BEGIN Supplied records

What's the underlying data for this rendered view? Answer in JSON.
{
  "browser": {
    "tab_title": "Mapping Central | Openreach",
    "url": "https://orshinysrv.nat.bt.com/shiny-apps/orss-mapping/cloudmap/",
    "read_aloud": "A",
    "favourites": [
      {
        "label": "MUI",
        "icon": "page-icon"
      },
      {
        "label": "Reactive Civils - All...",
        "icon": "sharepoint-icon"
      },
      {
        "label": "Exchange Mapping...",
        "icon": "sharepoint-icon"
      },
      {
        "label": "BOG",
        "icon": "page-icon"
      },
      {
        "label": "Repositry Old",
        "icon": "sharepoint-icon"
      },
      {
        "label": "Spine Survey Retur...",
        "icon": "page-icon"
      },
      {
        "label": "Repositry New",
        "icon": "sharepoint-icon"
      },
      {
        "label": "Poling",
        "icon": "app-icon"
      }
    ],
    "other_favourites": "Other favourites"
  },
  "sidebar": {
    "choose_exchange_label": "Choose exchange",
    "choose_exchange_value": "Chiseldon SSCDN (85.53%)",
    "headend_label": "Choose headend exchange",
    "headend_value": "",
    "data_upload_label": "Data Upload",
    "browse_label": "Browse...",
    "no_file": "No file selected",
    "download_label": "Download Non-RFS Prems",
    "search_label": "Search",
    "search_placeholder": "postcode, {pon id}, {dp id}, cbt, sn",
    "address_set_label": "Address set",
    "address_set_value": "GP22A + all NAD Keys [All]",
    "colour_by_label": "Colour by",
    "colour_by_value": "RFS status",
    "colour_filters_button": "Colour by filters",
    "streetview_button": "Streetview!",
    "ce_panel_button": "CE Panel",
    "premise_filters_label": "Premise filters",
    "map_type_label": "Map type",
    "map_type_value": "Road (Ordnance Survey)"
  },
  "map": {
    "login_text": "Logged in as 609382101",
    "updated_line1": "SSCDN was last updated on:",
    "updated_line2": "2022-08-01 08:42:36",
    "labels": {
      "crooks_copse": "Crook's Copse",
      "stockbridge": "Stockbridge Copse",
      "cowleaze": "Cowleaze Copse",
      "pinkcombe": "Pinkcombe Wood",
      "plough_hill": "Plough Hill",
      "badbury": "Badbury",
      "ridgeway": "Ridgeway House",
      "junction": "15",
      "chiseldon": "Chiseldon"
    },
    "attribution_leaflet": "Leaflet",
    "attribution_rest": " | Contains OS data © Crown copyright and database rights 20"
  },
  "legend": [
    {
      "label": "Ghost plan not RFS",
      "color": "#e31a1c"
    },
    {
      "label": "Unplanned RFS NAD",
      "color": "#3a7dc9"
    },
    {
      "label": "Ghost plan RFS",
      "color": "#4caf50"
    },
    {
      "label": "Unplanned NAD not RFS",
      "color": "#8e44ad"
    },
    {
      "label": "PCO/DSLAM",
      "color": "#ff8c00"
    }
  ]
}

END Supplied records

Requirement -
Copy each line of the data that contains the word "Ghost".

The answer -
      "label": "Ghost plan not RFS",
      "label": "Ghost plan RFS",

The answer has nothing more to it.